● Provided records
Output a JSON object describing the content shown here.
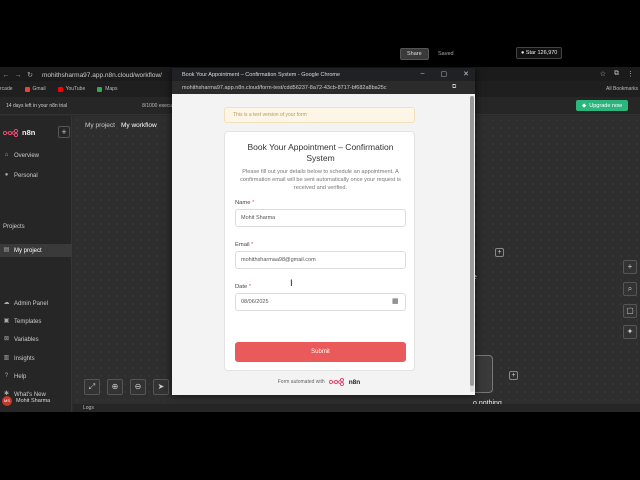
{
  "browser": {
    "url": "mohithsharma97.app.n8n.cloud/workflow/",
    "bookmarks": [
      {
        "label": "Gmail",
        "color": "#ea4335"
      },
      {
        "label": "YouTube",
        "color": "#ff0000"
      },
      {
        "label": "Maps",
        "color": "#34a853"
      }
    ],
    "bookmark_prefix": "rcade",
    "all_bookmarks": "All Bookmarks"
  },
  "n8n": {
    "trial_text": "14 days left in your n8n trial",
    "executions_text": "8/1000 executions",
    "upgrade_label": "Upgrade now",
    "logo_text": "n8n",
    "sidebar": {
      "overview": "Overview",
      "personal": "Personal",
      "projects_heading": "Projects",
      "my_project": "My project",
      "admin_panel": "Admin Panel",
      "templates": "Templates",
      "variables": "Variables",
      "insights": "Insights",
      "help": "Help",
      "whats_new": "What's New",
      "user_name": "Mohit Sharma",
      "user_initials": "MS"
    },
    "breadcrumb": [
      "My project",
      "My workflow"
    ],
    "share_label": "Share",
    "saved_label": "Saved",
    "github_label": "Star",
    "github_count": "126,970",
    "node_label": "o nothing",
    "node_label_top": "e",
    "logs_label": "Logs"
  },
  "popup": {
    "title": "Book Your Appointment – Confirmation System - Google Chrome",
    "url": "mohithsharma97.app.n8n.cloud/form-test/cdd56237-8a72-43cb-8717-bf682a8ba25c",
    "test_banner": "This is a test version of your form",
    "form_title": "Book Your Appointment – Confirmation System",
    "form_description": "Please fill out your details below to schedule an appointment. A confirmation email will be sent automatically once your request is received and verified.",
    "fields": {
      "name_label": "Name",
      "name_value": "Mohit Sharma",
      "email_label": "Email",
      "email_value": "mohithsharmaa98@gmail.com",
      "date_label": "Date",
      "date_value": "08/06/2025"
    },
    "required_mark": "*",
    "submit_label": "Submit",
    "footer_text": "Form automated with",
    "footer_logo": "n8n"
  },
  "colors": {
    "submit": "#eb5a5a",
    "upgrade": "#2cb67d",
    "n8n_logo": "#ea4b71"
  }
}
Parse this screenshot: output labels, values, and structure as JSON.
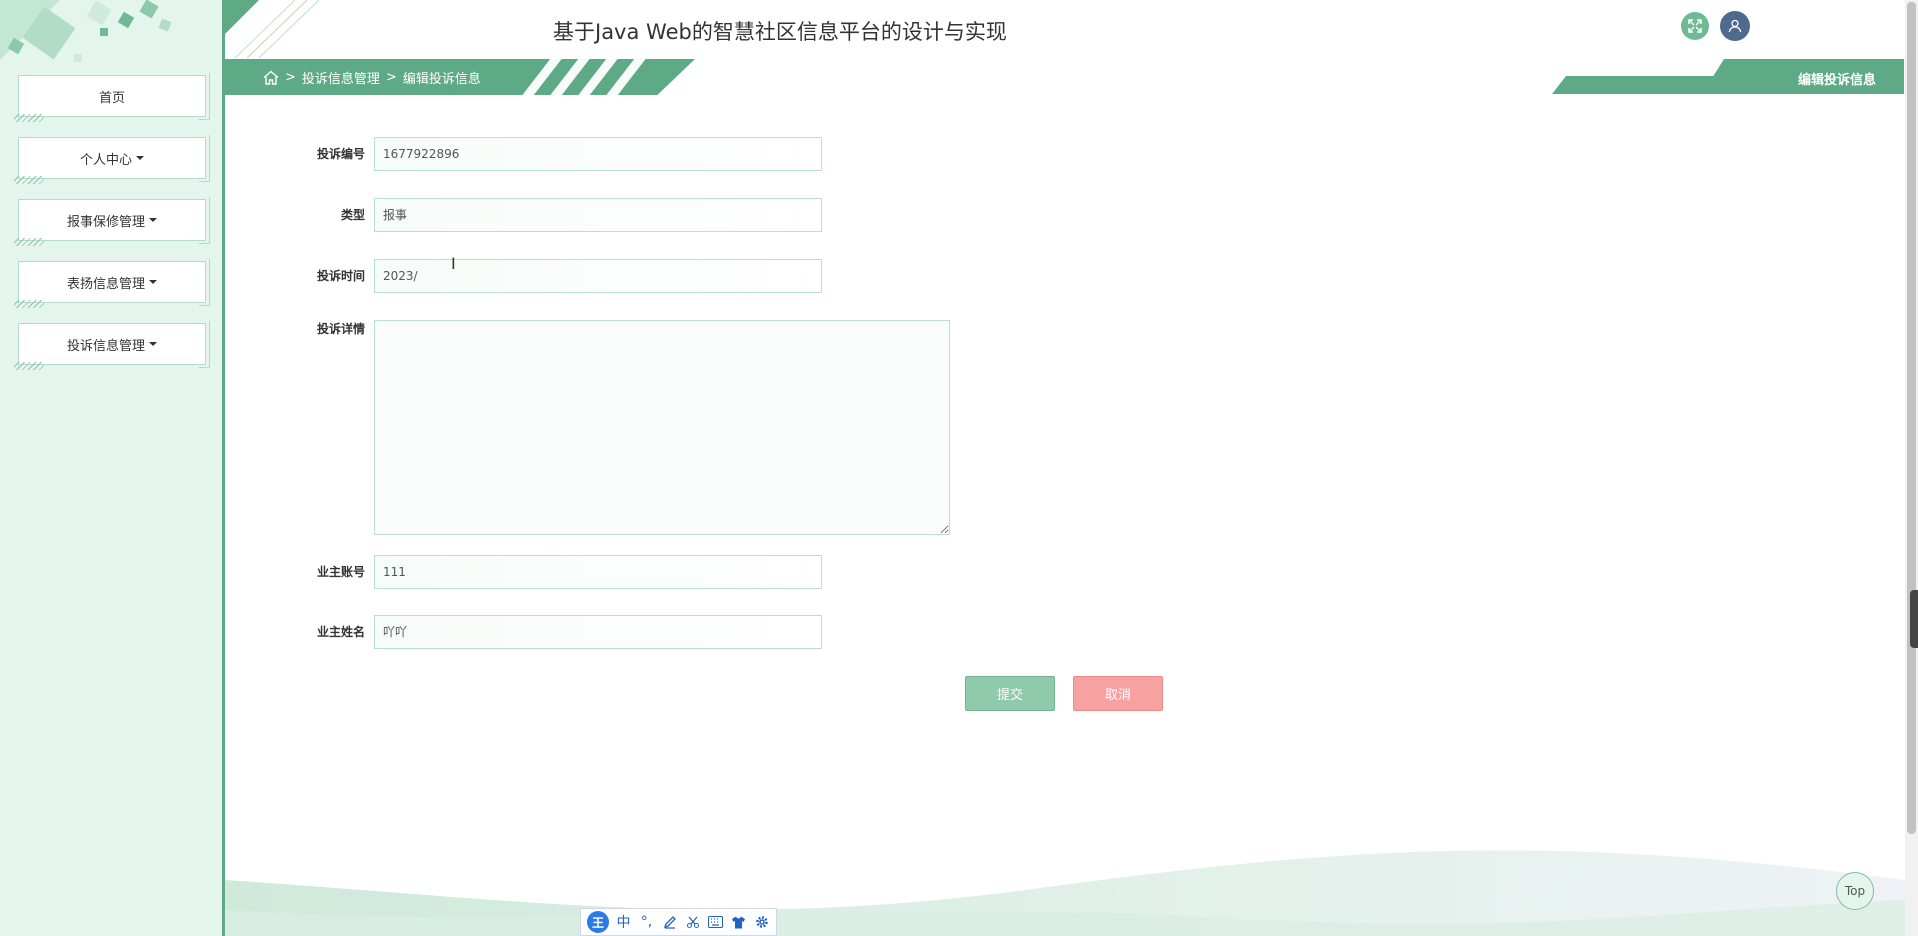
{
  "app": {
    "title": "基于Java Web的智慧社区信息平台的设计与实现"
  },
  "sidebar": {
    "items": [
      {
        "label": "首页",
        "dropdown": false
      },
      {
        "label": "个人中心",
        "dropdown": true
      },
      {
        "label": "报事保修管理",
        "dropdown": true
      },
      {
        "label": "表扬信息管理",
        "dropdown": true
      },
      {
        "label": "投诉信息管理",
        "dropdown": true
      }
    ]
  },
  "breadcrumb": {
    "sep": ">",
    "level1": "投诉信息管理",
    "level2": "编辑投诉信息",
    "current_page": "编辑投诉信息"
  },
  "form": {
    "complaint_no": {
      "label": "投诉编号",
      "value": "1677922896"
    },
    "type": {
      "label": "类型",
      "value": "报事"
    },
    "complaint_time": {
      "label": "投诉时间",
      "value": "2023/"
    },
    "detail": {
      "label": "投诉详情",
      "value": ""
    },
    "owner_account": {
      "label": "业主账号",
      "value": "111"
    },
    "owner_name": {
      "label": "业主姓名",
      "value": "吖吖"
    }
  },
  "buttons": {
    "submit": "提交",
    "cancel": "取消",
    "top": "Top"
  },
  "ime_toolbar": {
    "logo": "王",
    "mode": "中",
    "punct": "°,",
    "handwrite_icon": "pen-icon",
    "scissors_icon": "scissors-icon",
    "keyboard_icon": "keyboard-icon",
    "skin_icon": "shirt-icon",
    "settings_icon": "gear-icon"
  },
  "colors": {
    "accent": "#5faa86",
    "sidebar_bg": "#e3f5ec",
    "submit": "#8fcaaa",
    "cancel": "#f7a1a1",
    "user_btn": "#4e6a8c"
  }
}
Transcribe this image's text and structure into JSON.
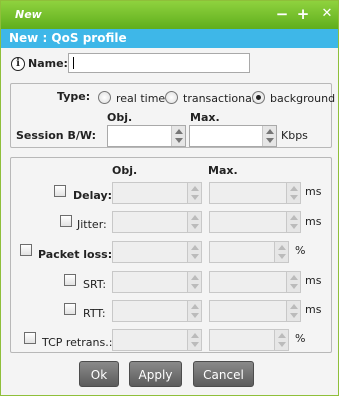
{
  "window": {
    "title": "New",
    "subtitle": "New : QoS profile"
  },
  "titlebar": {
    "minimize_glyph": "−",
    "maximize_glyph": "+",
    "close_glyph": "✕"
  },
  "name_field": {
    "label": "Name:",
    "value": "",
    "info_glyph": "i"
  },
  "type": {
    "label": "Type:",
    "options": [
      "real time",
      "transactional",
      "background"
    ],
    "selected": "background"
  },
  "session_bw": {
    "label": "Session B/W:",
    "obj_header": "Obj.",
    "max_header": "Max.",
    "unit": "Kbps",
    "obj_value": "",
    "max_value": ""
  },
  "metrics": {
    "obj_header": "Obj.",
    "max_header": "Max.",
    "rows": [
      {
        "label": "Delay:",
        "unit": "ms",
        "checked": false,
        "bold": true
      },
      {
        "label": "Jitter:",
        "unit": "ms",
        "checked": false,
        "bold": false
      },
      {
        "label": "Packet loss:",
        "unit": "%",
        "checked": false,
        "bold": true
      },
      {
        "label": "SRT:",
        "unit": "ms",
        "checked": false,
        "bold": false
      },
      {
        "label": "RTT:",
        "unit": "ms",
        "checked": false,
        "bold": false
      },
      {
        "label": "TCP retrans.:",
        "unit": "%",
        "checked": false,
        "bold": false
      }
    ]
  },
  "buttons": {
    "ok": "Ok",
    "apply": "Apply",
    "cancel": "Cancel"
  },
  "colors": {
    "titlebar": "#6fbe28",
    "subbar": "#3eb7e8",
    "button": "#6e6e6e"
  }
}
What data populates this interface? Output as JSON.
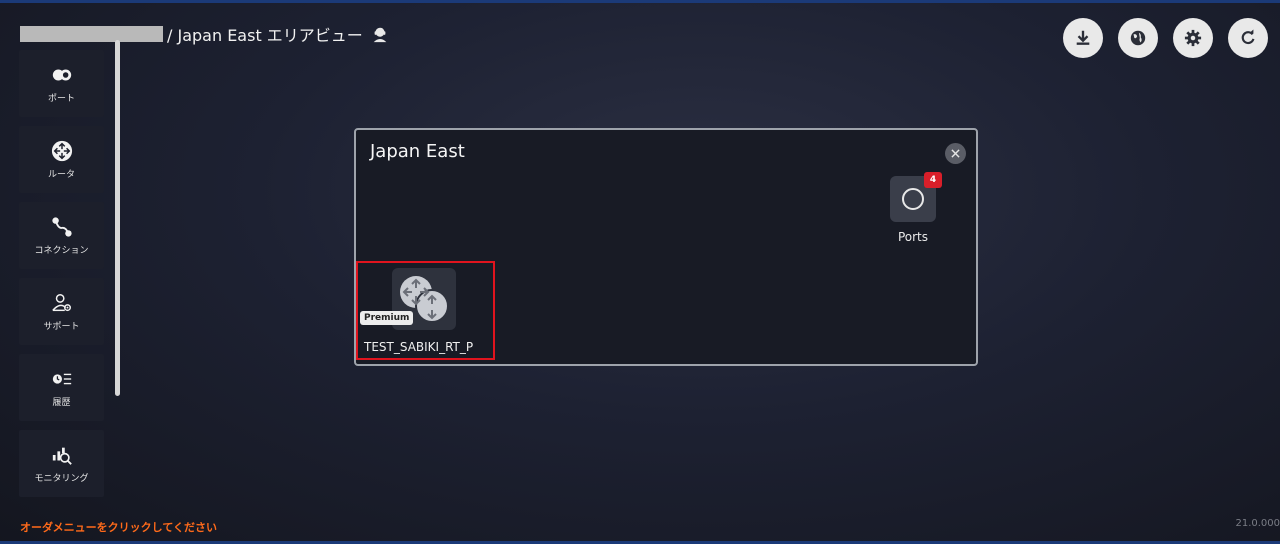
{
  "header": {
    "title": "/ Japan East エリアビュー",
    "user_icon": "support-agent-icon"
  },
  "sidebar": {
    "items": [
      {
        "label": "ポート",
        "icon": "port-icon"
      },
      {
        "label": "ルータ",
        "icon": "router-icon"
      },
      {
        "label": "コネクション",
        "icon": "connection-icon"
      },
      {
        "label": "サポート",
        "icon": "support-icon"
      },
      {
        "label": "履歴",
        "icon": "history-icon"
      },
      {
        "label": "モニタリング",
        "icon": "monitoring-icon"
      }
    ]
  },
  "toolbar": {
    "buttons": [
      "download-icon",
      "globe-icon",
      "gear-icon",
      "refresh-icon"
    ]
  },
  "panel": {
    "title": "Japan East",
    "ports": {
      "label": "Ports",
      "count": "4"
    },
    "router": {
      "badge": "Premium",
      "name": "TEST_SABIKI_RT_P"
    }
  },
  "footer": {
    "hint": "オーダメニューをクリックしてください",
    "version": "21.0.000"
  },
  "colors": {
    "accent_red": "#e0141e",
    "hint_orange": "#ff6a1a",
    "badge_red": "#d91f2a"
  }
}
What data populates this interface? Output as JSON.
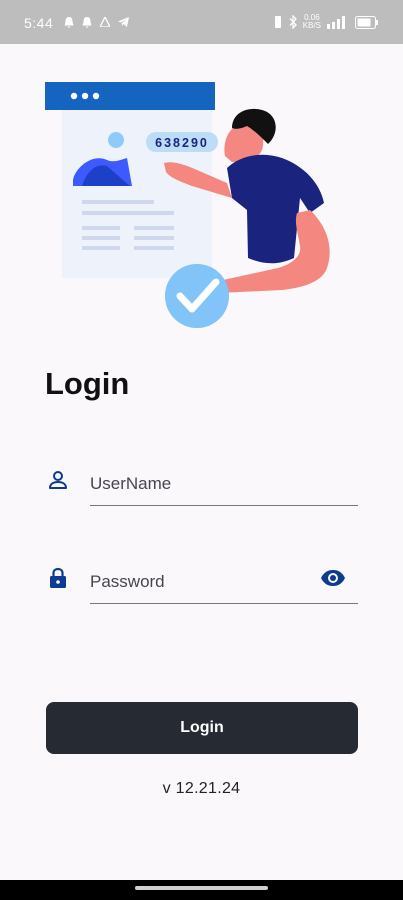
{
  "status_bar": {
    "time": "5:44",
    "network_rate": "0.06",
    "network_unit": "KB/S",
    "icons": [
      "notification-icon",
      "notification-icon",
      "warning-icon",
      "telegram-icon",
      "vibrate-icon",
      "bluetooth-icon",
      "signal-icon",
      "battery-icon"
    ]
  },
  "illustration": {
    "otp_code": "638290",
    "colors": {
      "banner": "#1565c0",
      "shirt": "#1a237e",
      "skin": "#f4877f",
      "check": "#64b5f6"
    }
  },
  "login_title": "Login",
  "username": {
    "placeholder": "UserName",
    "value": "",
    "icon": "person-icon"
  },
  "password": {
    "placeholder": "Password",
    "value": "",
    "icon": "lock-icon",
    "toggle_icon": "eye-icon"
  },
  "login_button_label": "Login",
  "version": "v 12.21.24",
  "colors": {
    "accent": "#0d3b8f",
    "button": "#252a33",
    "background": "#fbf8fc"
  }
}
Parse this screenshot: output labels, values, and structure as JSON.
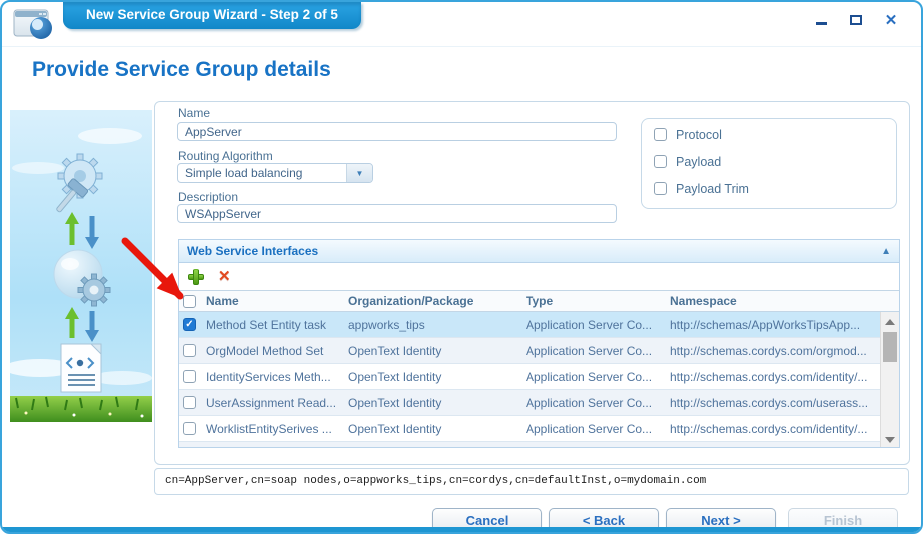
{
  "window": {
    "title": "New Service Group Wizard - Step 2 of 5"
  },
  "page": {
    "heading": "Provide Service Group details"
  },
  "form": {
    "name": {
      "label": "Name",
      "value": "AppServer"
    },
    "routing": {
      "label": "Routing Algorithm",
      "value": "Simple load balancing"
    },
    "description": {
      "label": "Description",
      "value": "WSAppServer"
    },
    "options": [
      {
        "label": "Protocol",
        "checked": false
      },
      {
        "label": "Payload",
        "checked": false
      },
      {
        "label": "Payload Trim",
        "checked": false
      }
    ]
  },
  "interfaces": {
    "title": "Web Service Interfaces",
    "columns": [
      "Name",
      "Organization/Package",
      "Type",
      "Namespace"
    ],
    "rows": [
      {
        "checked": true,
        "selected": true,
        "name": "Method Set Entity task",
        "org": "appworks_tips",
        "type": "Application Server Co...",
        "namespace": "http://schemas/AppWorksTipsApp..."
      },
      {
        "checked": false,
        "selected": false,
        "name": "OrgModel Method Set",
        "org": "OpenText Identity",
        "type": "Application Server Co...",
        "namespace": "http://schemas.cordys.com/orgmod..."
      },
      {
        "checked": false,
        "selected": false,
        "name": "IdentityServices Meth...",
        "org": "OpenText Identity",
        "type": "Application Server Co...",
        "namespace": "http://schemas.cordys.com/identity/..."
      },
      {
        "checked": false,
        "selected": false,
        "name": "UserAssignment Read...",
        "org": "OpenText Identity",
        "type": "Application Server Co...",
        "namespace": "http://schemas.cordys.com/userass..."
      },
      {
        "checked": false,
        "selected": false,
        "name": "WorklistEntitySerives ...",
        "org": "OpenText Identity",
        "type": "Application Server Co...",
        "namespace": "http://schemas.cordys.com/identity/..."
      }
    ]
  },
  "statusbar": {
    "text": "cn=AppServer,cn=soap nodes,o=appworks_tips,cn=cordys,cn=defaultInst,o=mydomain.com"
  },
  "buttons": {
    "cancel": "Cancel",
    "back": "< Back",
    "next": "Next >",
    "finish": "Finish"
  },
  "icons": {
    "close": "✕",
    "collapse": "▲",
    "dropdown": "▼",
    "check": "✓",
    "remove": "✕"
  },
  "colors": {
    "accent_blue": "#1e96d2",
    "heading_blue": "#1873c5",
    "selected_row": "#c9e7f9",
    "add_green": "#58a718",
    "remove_red": "#e2491f",
    "annotation_red": "#e8170c"
  }
}
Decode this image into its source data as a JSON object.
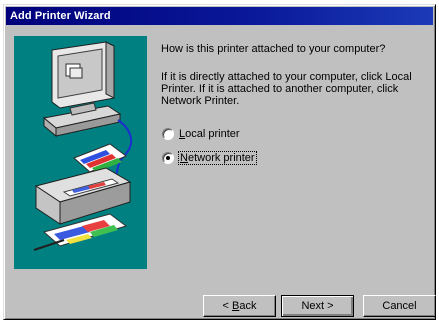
{
  "window": {
    "title": "Add Printer Wizard"
  },
  "main": {
    "question": "How is this printer attached to your computer?",
    "instructions": "If it is directly attached to your computer, click Local Printer. If it is attached to another computer, click Network Printer.",
    "options": [
      {
        "label": "Local printer",
        "mnemonic": "L",
        "rest": "ocal printer",
        "selected": false
      },
      {
        "label": "Network printer",
        "mnemonic": "N",
        "rest": "etwork printer",
        "selected": true
      }
    ]
  },
  "buttons": {
    "back_prefix": "< ",
    "back_mnemonic": "B",
    "back_rest": "ack",
    "next_label": "Next >",
    "cancel_label": "Cancel"
  },
  "colors": {
    "title_bar": "#00007b",
    "dialog_face": "#c0c0c0",
    "art_background": "#008080"
  },
  "icons": {
    "art": "computer-printer-illustration"
  }
}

● What is being asked
From the entries above, copy every line where the word "into" shows up.

● Written response
Transcribe this image's text and structure into JSON.
Decode this image into its source data as a JSON object.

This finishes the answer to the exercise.